» Instructions to follow: The listing below should be written out exactly; please include all of it.

» Task input:
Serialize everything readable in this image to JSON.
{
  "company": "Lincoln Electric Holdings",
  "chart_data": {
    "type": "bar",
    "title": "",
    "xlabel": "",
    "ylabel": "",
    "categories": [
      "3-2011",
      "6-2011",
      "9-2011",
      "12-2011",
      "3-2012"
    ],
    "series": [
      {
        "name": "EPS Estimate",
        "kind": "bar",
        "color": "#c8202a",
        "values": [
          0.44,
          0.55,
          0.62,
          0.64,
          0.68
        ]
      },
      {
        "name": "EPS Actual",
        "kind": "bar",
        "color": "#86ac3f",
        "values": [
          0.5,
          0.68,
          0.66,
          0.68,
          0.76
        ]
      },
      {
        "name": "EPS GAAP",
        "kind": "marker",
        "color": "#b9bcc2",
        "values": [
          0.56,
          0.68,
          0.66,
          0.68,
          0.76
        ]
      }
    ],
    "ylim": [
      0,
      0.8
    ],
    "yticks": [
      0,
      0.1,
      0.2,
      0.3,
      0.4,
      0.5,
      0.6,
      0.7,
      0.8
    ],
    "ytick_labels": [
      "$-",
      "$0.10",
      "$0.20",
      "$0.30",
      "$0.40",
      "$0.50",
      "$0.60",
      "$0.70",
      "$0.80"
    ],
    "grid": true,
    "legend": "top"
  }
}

» Answer to the task:
Serialize everything readable in this image to JSON.
{
  "company": "Lincoln Electric Holdings",
  "chart_data": {
    "type": "bar",
    "title": "",
    "xlabel": "",
    "ylabel": "",
    "categories": [
      "3-2011",
      "6-2011",
      "9-2011",
      "12-2011",
      "3-2012"
    ],
    "series": [
      {
        "name": "EPS Estimate",
        "kind": "bar",
        "color": "#c8202a",
        "values": [
          0.44,
          0.55,
          0.62,
          0.64,
          0.68
        ]
      },
      {
        "name": "EPS Actual",
        "kind": "bar",
        "color": "#86ac3f",
        "values": [
          0.5,
          0.68,
          0.66,
          0.68,
          0.76
        ]
      },
      {
        "name": "EPS GAAP",
        "kind": "marker",
        "color": "#b9bcc2",
        "values": [
          0.56,
          0.68,
          0.66,
          0.68,
          0.76
        ]
      }
    ],
    "ylim": [
      0,
      0.8
    ],
    "yticks": [
      0,
      0.1,
      0.2,
      0.3,
      0.4,
      0.5,
      0.6,
      0.7,
      0.8
    ],
    "ytick_labels": [
      "$-",
      "$0.10",
      "$0.20",
      "$0.30",
      "$0.40",
      "$0.50",
      "$0.60",
      "$0.70",
      "$0.80"
    ],
    "grid": true,
    "legend": "top"
  }
}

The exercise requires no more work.